▸ **Set problem**
Locate each line holding the string "color" and copy it.

▸ **Data supplied**
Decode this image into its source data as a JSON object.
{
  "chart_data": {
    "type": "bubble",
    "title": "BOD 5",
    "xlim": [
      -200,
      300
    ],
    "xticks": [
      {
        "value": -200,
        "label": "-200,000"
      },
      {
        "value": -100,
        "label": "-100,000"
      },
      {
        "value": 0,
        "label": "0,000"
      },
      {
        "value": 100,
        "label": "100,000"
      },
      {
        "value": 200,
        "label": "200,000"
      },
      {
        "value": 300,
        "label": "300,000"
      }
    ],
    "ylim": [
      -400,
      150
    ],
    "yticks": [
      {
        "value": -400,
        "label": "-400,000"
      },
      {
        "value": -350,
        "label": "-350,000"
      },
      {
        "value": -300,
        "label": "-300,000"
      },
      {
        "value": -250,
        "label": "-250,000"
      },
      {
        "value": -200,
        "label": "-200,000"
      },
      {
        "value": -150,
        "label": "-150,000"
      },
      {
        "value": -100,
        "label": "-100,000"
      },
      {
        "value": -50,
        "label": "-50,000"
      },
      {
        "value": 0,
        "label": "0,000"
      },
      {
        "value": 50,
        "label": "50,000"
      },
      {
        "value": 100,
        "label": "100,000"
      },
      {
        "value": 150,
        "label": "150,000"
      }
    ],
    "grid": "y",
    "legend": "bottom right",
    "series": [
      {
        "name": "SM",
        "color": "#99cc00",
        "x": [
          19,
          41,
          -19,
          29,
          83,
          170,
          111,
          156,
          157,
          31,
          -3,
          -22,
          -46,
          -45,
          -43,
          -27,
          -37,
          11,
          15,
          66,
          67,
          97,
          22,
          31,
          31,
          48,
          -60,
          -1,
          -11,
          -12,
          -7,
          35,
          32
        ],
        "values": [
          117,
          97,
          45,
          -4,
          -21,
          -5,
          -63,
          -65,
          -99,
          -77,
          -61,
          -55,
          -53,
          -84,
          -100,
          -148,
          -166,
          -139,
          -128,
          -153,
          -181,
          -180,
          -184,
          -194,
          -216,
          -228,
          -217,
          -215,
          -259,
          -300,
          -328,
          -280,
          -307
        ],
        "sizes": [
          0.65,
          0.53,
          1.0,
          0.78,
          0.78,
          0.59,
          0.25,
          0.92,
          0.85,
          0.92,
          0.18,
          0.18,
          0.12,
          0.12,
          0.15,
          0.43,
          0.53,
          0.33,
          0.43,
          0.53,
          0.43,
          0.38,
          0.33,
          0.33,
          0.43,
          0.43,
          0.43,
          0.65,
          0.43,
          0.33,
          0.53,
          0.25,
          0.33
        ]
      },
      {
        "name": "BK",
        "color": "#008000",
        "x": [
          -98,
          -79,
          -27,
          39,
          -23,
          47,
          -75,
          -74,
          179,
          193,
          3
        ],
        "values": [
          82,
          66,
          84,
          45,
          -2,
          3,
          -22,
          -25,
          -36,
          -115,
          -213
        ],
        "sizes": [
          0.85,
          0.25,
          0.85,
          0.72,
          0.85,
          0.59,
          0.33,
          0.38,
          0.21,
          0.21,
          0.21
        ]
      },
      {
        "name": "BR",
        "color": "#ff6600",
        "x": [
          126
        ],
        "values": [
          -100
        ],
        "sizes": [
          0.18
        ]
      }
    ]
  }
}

▸ **Written answer**
        "color": "#99cc00",
        "color": "#008000",
        "color": "#ff6600",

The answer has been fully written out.